■ TASK BRIEF:
Copy out each line exactly; pictures stay out of the copy.

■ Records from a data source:

------------------------------------------------------------

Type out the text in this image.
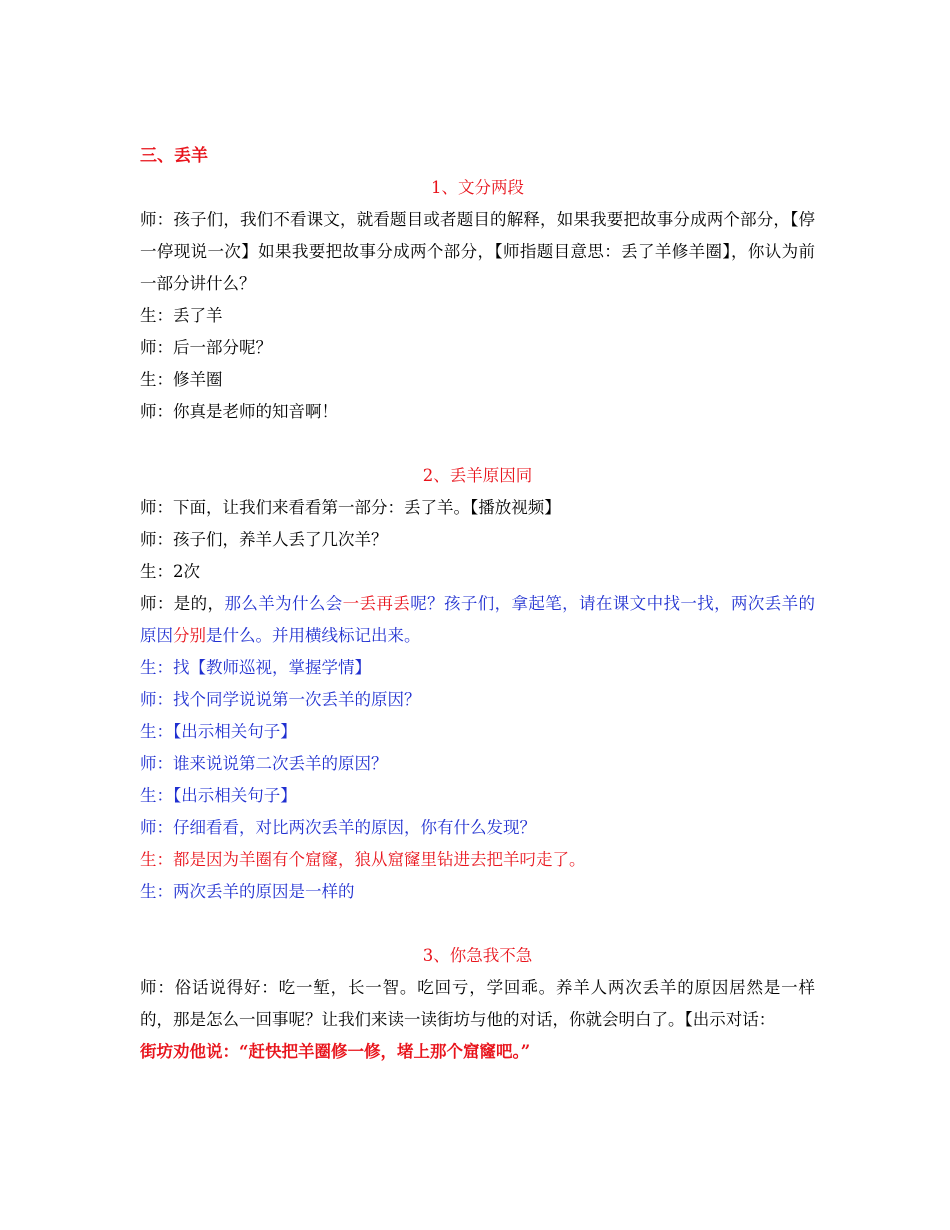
三、丢羊

1、文分两段

师：孩子们，我们不看课文，就看题目或者题目的解释，如果我要把故事分成两个部分，【停一停现说一次】如果我要把故事分成两个部分，【师指题目意思：丢了羊修羊圈】，你认为前一部分讲什么？

生：丢了羊

师：后一部分呢？

生：修羊圈

师：你真是老师的知音啊！

2、丢羊原因同

师：下面，让我们来看看第一部分：丢了羊。【播放视频】

师：孩子们，养羊人丢了几次羊？

生：2次

师：是的，那么羊为什么会一丢再丢呢？孩子们，拿起笔，请在课文中找一找，两次丢羊的原因分别是什么。并用横线标记出来。

生：找【教师巡视，掌握学情】

师：找个同学说说第一次丢羊的原因？

生：【出示相关句子】

师：谁来说说第二次丢羊的原因？

生：【出示相关句子】

师：仔细看看，对比两次丢羊的原因，你有什么发现？

生：都是因为羊圈有个窟窿，狼从窟窿里钻进去把羊叼走了。

生：两次丢羊的原因是一样的

3、你急我不急

师：俗话说得好：吃一堑，长一智。吃回亏，学回乖。养羊人两次丢羊的原因居然是一样的，那是怎么一回事呢？让我们来读一读街坊与他的对话，你就会明白了。【出示对话：

街坊劝他说：“赶快把羊圈修一修，堵上那个窟窿吧。”
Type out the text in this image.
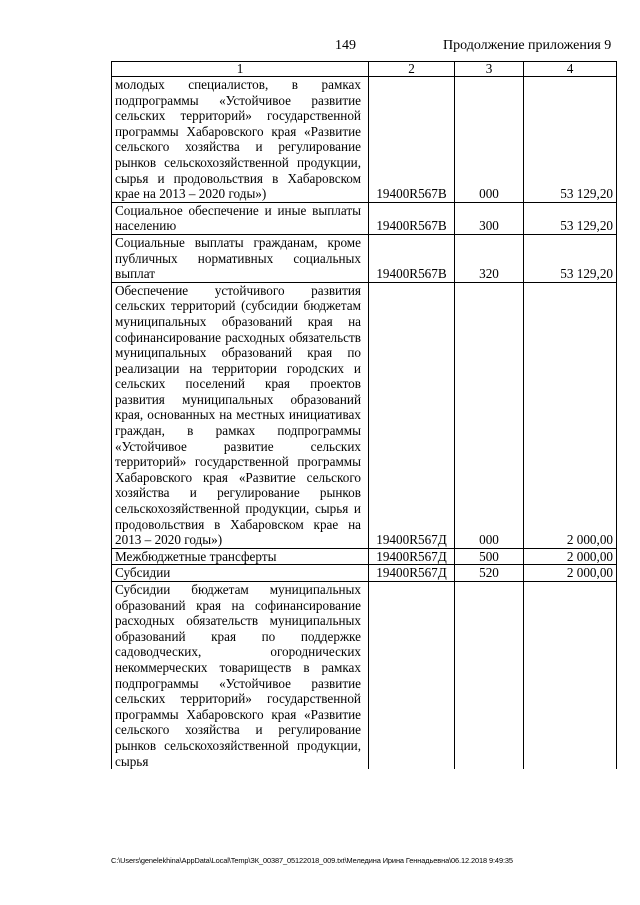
149	Продолжение приложения 9
1	2	3	4

молодых специалистов, в рамках подпрограммы «Устойчивое развитие сельских территорий» государственной программы Хабаровского края «Развитие сельского хозяйства и регулирование рынков сельскохозяйственной продукции, сырья и продовольствия в Хабаровском крае на 2013 – 2020 годы»)	19400R567В	000	53 129,20

Социальное обеспечение и иные выплаты населению	19400R567В	300	53 129,20

Социальные выплаты гражданам, кроме публичных нормативных социальных выплат	19400R567В	320	53 129,20

Обеспечение устойчивого развития сельских территорий (субсидии бюджетам муниципальных образований края на софинансирование расходных обязательств муниципальных образований края по реализации на территории городских и сельских поселений края проектов развития муниципальных образований края, основанных на местных инициативах граждан, в рамках подпрограммы «Устойчивое развитие сельских территорий» государственной программы Хабаровского края «Развитие сельского хозяйства и регулирование рынков сельскохозяйственной продукции, сырья и продовольствия в Хабаровском крае на 2013 – 2020 годы»)	19400R567Д	000	2 000,00

Межбюджетные трансферты	19400R567Д	500	2 000,00

Субсидии	19400R567Д	520	2 000,00

Субсидии бюджетам муниципальных образований края на софинансирование расходных обязательств муниципальных образований края по поддержке садоводческих, огороднических некоммерческих товариществ в рамках подпрограммы «Устойчивое развитие сельских территорий» государственной программы Хабаровского края «Развитие сельского хозяйства и регулирование рынков сельскохозяйственной продукции, сырья			

C:\Users\genelekhina\AppData\Local\Temp\ЗК_00387_05122018_009.txt\Меледина Ирина Геннадьевна\06.12.2018 9:49:35
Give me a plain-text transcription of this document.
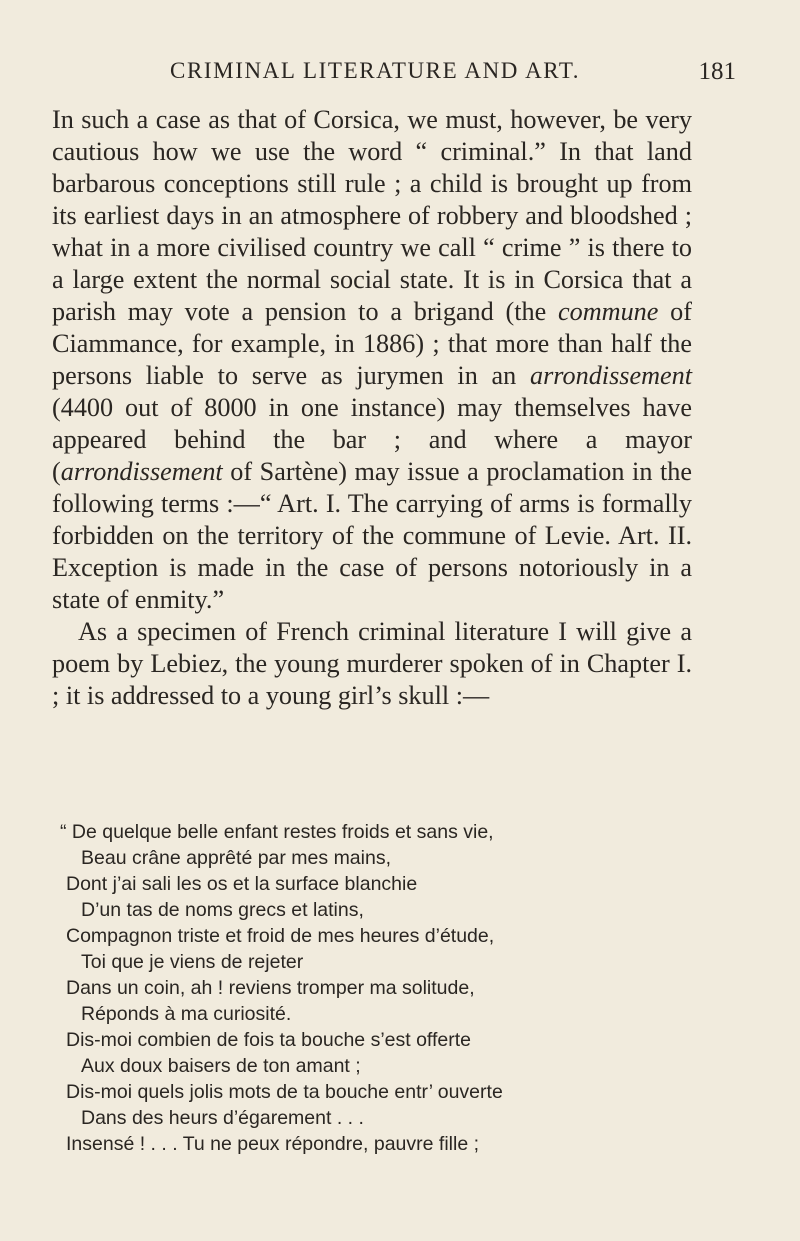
CRIMINAL LITERATURE AND ART.	181

In such a case as that of Corsica, we must, however, be very cautious how we use the word “ criminal.” In that land barbarous conceptions still rule ; a child is brought up from its earliest days in an atmosphere of robbery and bloodshed ; what in a more civilised country we call “ crime ” is there to a large extent the normal social state. It is in Corsica that a parish may vote a pension to a brigand (the commune of Ciammance, for example, in 1886) ; that more than half the persons liable to serve as jurymen in an arrondissement (4400 out of 8000 in one instance) may themselves have appeared behind the bar ; and where a mayor (arrondissement of Sartène) may issue a proclamation in the following terms :—“ Art. I. The carrying of arms is formally forbidden on the territory of the commune of Levie. Art. II. Exception is made in the case of persons notoriously in a state of enmity.”

As a specimen of French criminal literature I will give a poem by Lebiez, the young murderer spoken of in Chapter I. ; it is addressed to a young girl’s skull :—

“ De quelque belle enfant restes froids et sans vie,
Beau crâne apprêté par mes mains,
Dont j’ai sali les os et la surface blanchie
D’un tas de noms grecs et latins,
Compagnon triste et froid de mes heures d’étude,
Toi que je viens de rejeter
Dans un coin, ah ! reviens tromper ma solitude,
Réponds à ma curiosité.
Dis-moi combien de fois ta bouche s’est offerte
Aux doux baisers de ton amant ;
Dis-moi quels jolis mots de ta bouche entr’ ouverte
Dans des heurs d’égarement . . .
Insensé ! . . . Tu ne peux répondre, pauvre fille ;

------------------------------------------------------------

■ SOLUTION BELOW:
Type out the text in this image.
三、丢羊

1、文分两段

师：孩子们，我们不看课文，就看题目或者题目的解释，如果我要把故事分成两个部分，【停一停现说一次】如果我要把故事分成两个部分，【师指题目意思：丢了羊修羊圈】，你认为前一部分讲什么？

生：丢了羊

师：后一部分呢？

生：修羊圈

师：你真是老师的知音啊！

2、丢羊原因同

师：下面，让我们来看看第一部分：丢了羊。【播放视频】

师：孩子们，养羊人丢了几次羊？

生：2次

师：是的，那么羊为什么会一丢再丢呢？孩子们，拿起笔，请在课文中找一找，两次丢羊的原因分别是什么。并用横线标记出来。

生：找【教师巡视，掌握学情】

师：找个同学说说第一次丢羊的原因？

生：【出示相关句子】

师：谁来说说第二次丢羊的原因？

生：【出示相关句子】

师：仔细看看，对比两次丢羊的原因，你有什么发现？

生：都是因为羊圈有个窟窿，狼从窟窿里钻进去把羊叼走了。

生：两次丢羊的原因是一样的

3、你急我不急

师：俗话说得好：吃一堑，长一智。吃回亏，学回乖。养羊人两次丢羊的原因居然是一样的，那是怎么一回事呢？让我们来读一读街坊与他的对话，你就会明白了。【出示对话：

街坊劝他说：“赶快把羊圈修一修，堵上那个窟窿吧。”
Type out the text in this image.
149	Продолжение приложения 9
1	2	3	4

молодых специалистов, в рамках подпрограммы «Устойчивое развитие сельских территорий» государственной программы Хабаровского края «Развитие сельского хозяйства и регулирование рынков сельскохозяйственной продукции, сырья и продовольствия в Хабаровском крае на 2013 – 2020 годы»)	19400R567В	000	53 129,20

Социальное обеспечение и иные выплаты населению	19400R567В	300	53 129,20

Социальные выплаты гражданам, кроме публичных нормативных социальных выплат	19400R567В	320	53 129,20

Обеспечение устойчивого развития сельских территорий (субсидии бюджетам муниципальных образований края на софинансирование расходных обязательств муниципальных образований края по реализации на территории городских и сельских поселений края проектов развития муниципальных образований края, основанных на местных инициативах граждан, в рамках подпрограммы «Устойчивое развитие сельских территорий» государственной программы Хабаровского края «Развитие сельского хозяйства и регулирование рынков сельскохозяйственной продукции, сырья и продовольствия в Хабаровском крае на 2013 – 2020 годы»)	19400R567Д	000	2 000,00

Межбюджетные трансферты	19400R567Д	500	2 000,00

Субсидии	19400R567Д	520	2 000,00

Субсидии бюджетам муниципальных образований края на софинансирование расходных обязательств муниципальных образований края по поддержке садоводческих, огороднических некоммерческих товариществ в рамках подпрограммы «Устойчивое развитие сельских территорий» государственной программы Хабаровского края «Развитие сельского хозяйства и регулирование рынков сельскохозяйственной продукции, сырья			

C:\Users\genelekhina\AppData\Local\Temp\ЗК_00387_05122018_009.txt\Меледина Ирина Геннадьевна\06.12.2018 9:49:35
Give me a plain-text transcription of this document.
CRIMINAL LITERATURE AND ART.	181

In such a case as that of Corsica, we must, however, be very cautious how we use the word “ criminal.” In that land barbarous conceptions still rule ; a child is brought up from its earliest days in an atmosphere of robbery and bloodshed ; what in a more civilised country we call “ crime ” is there to a large extent the normal social state. It is in Corsica that a parish may vote a pension to a brigand (the commune of Ciammance, for example, in 1886) ; that more than half the persons liable to serve as jurymen in an arrondissement (4400 out of 8000 in one instance) may themselves have appeared behind the bar ; and where a mayor (arrondissement of Sartène) may issue a proclamation in the following terms :—“ Art. I. The carrying of arms is formally forbidden on the territory of the commune of Levie. Art. II. Exception is made in the case of persons notoriously in a state of enmity.”

As a specimen of French criminal literature I will give a poem by Lebiez, the young murderer spoken of in Chapter I. ; it is addressed to a young girl’s skull :—

“ De quelque belle enfant restes froids et sans vie,
Beau crâne apprêté par mes mains,
Dont j’ai sali les os et la surface blanchie
D’un tas de noms grecs et latins,
Compagnon triste et froid de mes heures d’étude,
Toi que je viens de rejeter
Dans un coin, ah ! reviens tromper ma solitude,
Réponds à ma curiosité.
Dis-moi combien de fois ta bouche s’est offerte
Aux doux baisers de ton amant ;
Dis-moi quels jolis mots de ta bouche entr’ ouverte
Dans des heurs d’égarement . . .
Insensé ! . . . Tu ne peux répondre, pauvre fille ;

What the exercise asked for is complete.